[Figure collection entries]
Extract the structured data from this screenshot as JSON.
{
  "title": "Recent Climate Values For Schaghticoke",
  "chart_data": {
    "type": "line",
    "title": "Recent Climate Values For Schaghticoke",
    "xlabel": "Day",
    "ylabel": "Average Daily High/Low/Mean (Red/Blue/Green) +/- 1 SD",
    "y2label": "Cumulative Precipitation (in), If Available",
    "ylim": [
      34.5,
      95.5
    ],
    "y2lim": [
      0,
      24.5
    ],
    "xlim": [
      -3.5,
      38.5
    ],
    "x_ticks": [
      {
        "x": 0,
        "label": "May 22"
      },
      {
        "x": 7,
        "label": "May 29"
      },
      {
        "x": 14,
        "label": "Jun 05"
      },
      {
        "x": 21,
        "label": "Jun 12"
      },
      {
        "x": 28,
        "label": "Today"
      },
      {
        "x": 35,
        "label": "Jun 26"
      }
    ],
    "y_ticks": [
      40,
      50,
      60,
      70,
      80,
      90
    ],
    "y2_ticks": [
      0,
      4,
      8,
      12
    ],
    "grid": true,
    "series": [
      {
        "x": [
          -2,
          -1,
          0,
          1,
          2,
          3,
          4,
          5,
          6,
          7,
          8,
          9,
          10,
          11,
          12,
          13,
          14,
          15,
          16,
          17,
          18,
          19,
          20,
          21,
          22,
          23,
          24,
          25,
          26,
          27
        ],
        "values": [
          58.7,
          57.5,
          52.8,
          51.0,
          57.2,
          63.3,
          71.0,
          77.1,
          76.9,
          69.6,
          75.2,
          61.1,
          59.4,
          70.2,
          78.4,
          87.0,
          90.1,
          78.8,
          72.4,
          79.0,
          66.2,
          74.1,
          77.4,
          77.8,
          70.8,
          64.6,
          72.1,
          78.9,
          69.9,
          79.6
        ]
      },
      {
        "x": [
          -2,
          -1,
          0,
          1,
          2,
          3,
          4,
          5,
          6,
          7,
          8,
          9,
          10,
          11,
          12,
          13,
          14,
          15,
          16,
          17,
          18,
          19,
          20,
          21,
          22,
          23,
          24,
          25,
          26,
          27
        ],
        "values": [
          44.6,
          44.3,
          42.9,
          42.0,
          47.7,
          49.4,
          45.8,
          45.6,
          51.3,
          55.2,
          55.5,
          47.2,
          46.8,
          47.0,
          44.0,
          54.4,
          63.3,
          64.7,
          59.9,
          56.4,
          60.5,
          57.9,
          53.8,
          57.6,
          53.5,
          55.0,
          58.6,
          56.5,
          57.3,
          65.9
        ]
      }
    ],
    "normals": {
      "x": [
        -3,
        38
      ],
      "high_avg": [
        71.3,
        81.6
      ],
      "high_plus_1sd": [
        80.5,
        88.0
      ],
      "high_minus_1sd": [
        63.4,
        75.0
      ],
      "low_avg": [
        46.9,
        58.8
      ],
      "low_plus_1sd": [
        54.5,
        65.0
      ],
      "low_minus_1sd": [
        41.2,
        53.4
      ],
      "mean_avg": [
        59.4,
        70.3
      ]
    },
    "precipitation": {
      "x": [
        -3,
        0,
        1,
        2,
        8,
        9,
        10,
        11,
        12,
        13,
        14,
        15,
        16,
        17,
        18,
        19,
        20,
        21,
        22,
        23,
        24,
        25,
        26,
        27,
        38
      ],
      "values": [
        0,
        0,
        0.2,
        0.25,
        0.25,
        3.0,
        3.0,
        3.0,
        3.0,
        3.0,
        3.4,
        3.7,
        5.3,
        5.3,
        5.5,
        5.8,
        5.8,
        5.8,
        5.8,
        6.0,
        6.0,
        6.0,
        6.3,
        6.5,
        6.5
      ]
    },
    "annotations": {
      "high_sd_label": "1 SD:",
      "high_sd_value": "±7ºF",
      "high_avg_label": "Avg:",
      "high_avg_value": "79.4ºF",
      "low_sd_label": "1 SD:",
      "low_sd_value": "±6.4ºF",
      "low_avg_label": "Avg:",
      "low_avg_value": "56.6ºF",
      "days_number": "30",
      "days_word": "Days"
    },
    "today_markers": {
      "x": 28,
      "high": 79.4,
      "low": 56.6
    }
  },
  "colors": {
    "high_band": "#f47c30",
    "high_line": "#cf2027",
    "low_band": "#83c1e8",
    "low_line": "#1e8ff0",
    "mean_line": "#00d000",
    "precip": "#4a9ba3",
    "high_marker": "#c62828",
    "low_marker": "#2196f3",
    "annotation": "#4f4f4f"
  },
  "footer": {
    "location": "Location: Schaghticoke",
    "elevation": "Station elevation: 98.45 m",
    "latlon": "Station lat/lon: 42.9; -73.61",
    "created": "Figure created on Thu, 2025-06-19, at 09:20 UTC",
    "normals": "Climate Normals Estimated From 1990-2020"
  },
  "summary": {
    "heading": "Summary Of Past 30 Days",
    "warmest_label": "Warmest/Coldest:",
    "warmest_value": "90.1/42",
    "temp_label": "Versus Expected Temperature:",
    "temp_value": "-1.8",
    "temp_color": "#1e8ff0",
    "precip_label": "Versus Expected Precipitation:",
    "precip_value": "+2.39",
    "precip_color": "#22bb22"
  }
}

◆ **Given task**
Copy out all of the records shown above exactly.

◆ **Task solution**
Extract the structured data from this screenshot as JSON.
{
  "title": "Recent Climate Values For Schaghticoke",
  "chart_data": {
    "type": "line",
    "title": "Recent Climate Values For Schaghticoke",
    "xlabel": "Day",
    "ylabel": "Average Daily High/Low/Mean (Red/Blue/Green) +/- 1 SD",
    "y2label": "Cumulative Precipitation (in), If Available",
    "ylim": [
      34.5,
      95.5
    ],
    "y2lim": [
      0,
      24.5
    ],
    "xlim": [
      -3.5,
      38.5
    ],
    "x_ticks": [
      {
        "x": 0,
        "label": "May 22"
      },
      {
        "x": 7,
        "label": "May 29"
      },
      {
        "x": 14,
        "label": "Jun 05"
      },
      {
        "x": 21,
        "label": "Jun 12"
      },
      {
        "x": 28,
        "label": "Today"
      },
      {
        "x": 35,
        "label": "Jun 26"
      }
    ],
    "y_ticks": [
      40,
      50,
      60,
      70,
      80,
      90
    ],
    "y2_ticks": [
      0,
      4,
      8,
      12
    ],
    "grid": true,
    "series": [
      {
        "x": [
          -2,
          -1,
          0,
          1,
          2,
          3,
          4,
          5,
          6,
          7,
          8,
          9,
          10,
          11,
          12,
          13,
          14,
          15,
          16,
          17,
          18,
          19,
          20,
          21,
          22,
          23,
          24,
          25,
          26,
          27
        ],
        "values": [
          58.7,
          57.5,
          52.8,
          51.0,
          57.2,
          63.3,
          71.0,
          77.1,
          76.9,
          69.6,
          75.2,
          61.1,
          59.4,
          70.2,
          78.4,
          87.0,
          90.1,
          78.8,
          72.4,
          79.0,
          66.2,
          74.1,
          77.4,
          77.8,
          70.8,
          64.6,
          72.1,
          78.9,
          69.9,
          79.6
        ]
      },
      {
        "x": [
          -2,
          -1,
          0,
          1,
          2,
          3,
          4,
          5,
          6,
          7,
          8,
          9,
          10,
          11,
          12,
          13,
          14,
          15,
          16,
          17,
          18,
          19,
          20,
          21,
          22,
          23,
          24,
          25,
          26,
          27
        ],
        "values": [
          44.6,
          44.3,
          42.9,
          42.0,
          47.7,
          49.4,
          45.8,
          45.6,
          51.3,
          55.2,
          55.5,
          47.2,
          46.8,
          47.0,
          44.0,
          54.4,
          63.3,
          64.7,
          59.9,
          56.4,
          60.5,
          57.9,
          53.8,
          57.6,
          53.5,
          55.0,
          58.6,
          56.5,
          57.3,
          65.9
        ]
      }
    ],
    "normals": {
      "x": [
        -3,
        38
      ],
      "high_avg": [
        71.3,
        81.6
      ],
      "high_plus_1sd": [
        80.5,
        88.0
      ],
      "high_minus_1sd": [
        63.4,
        75.0
      ],
      "low_avg": [
        46.9,
        58.8
      ],
      "low_plus_1sd": [
        54.5,
        65.0
      ],
      "low_minus_1sd": [
        41.2,
        53.4
      ],
      "mean_avg": [
        59.4,
        70.3
      ]
    },
    "precipitation": {
      "x": [
        -3,
        0,
        1,
        2,
        8,
        9,
        10,
        11,
        12,
        13,
        14,
        15,
        16,
        17,
        18,
        19,
        20,
        21,
        22,
        23,
        24,
        25,
        26,
        27,
        38
      ],
      "values": [
        0,
        0,
        0.2,
        0.25,
        0.25,
        3.0,
        3.0,
        3.0,
        3.0,
        3.0,
        3.4,
        3.7,
        5.3,
        5.3,
        5.5,
        5.8,
        5.8,
        5.8,
        5.8,
        6.0,
        6.0,
        6.0,
        6.3,
        6.5,
        6.5
      ]
    },
    "annotations": {
      "high_sd_label": "1 SD:",
      "high_sd_value": "±7ºF",
      "high_avg_label": "Avg:",
      "high_avg_value": "79.4ºF",
      "low_sd_label": "1 SD:",
      "low_sd_value": "±6.4ºF",
      "low_avg_label": "Avg:",
      "low_avg_value": "56.6ºF",
      "days_number": "30",
      "days_word": "Days"
    },
    "today_markers": {
      "x": 28,
      "high": 79.4,
      "low": 56.6
    }
  },
  "colors": {
    "high_band": "#f47c30",
    "high_line": "#cf2027",
    "low_band": "#83c1e8",
    "low_line": "#1e8ff0",
    "mean_line": "#00d000",
    "precip": "#4a9ba3",
    "high_marker": "#c62828",
    "low_marker": "#2196f3",
    "annotation": "#4f4f4f"
  },
  "footer": {
    "location": "Location: Schaghticoke",
    "elevation": "Station elevation: 98.45 m",
    "latlon": "Station lat/lon: 42.9; -73.61",
    "created": "Figure created on Thu, 2025-06-19, at 09:20 UTC",
    "normals": "Climate Normals Estimated From 1990-2020"
  },
  "summary": {
    "heading": "Summary Of Past 30 Days",
    "warmest_label": "Warmest/Coldest:",
    "warmest_value": "90.1/42",
    "temp_label": "Versus Expected Temperature:",
    "temp_value": "-1.8",
    "temp_color": "#1e8ff0",
    "precip_label": "Versus Expected Precipitation:",
    "precip_value": "+2.39",
    "precip_color": "#22bb22"
  }
}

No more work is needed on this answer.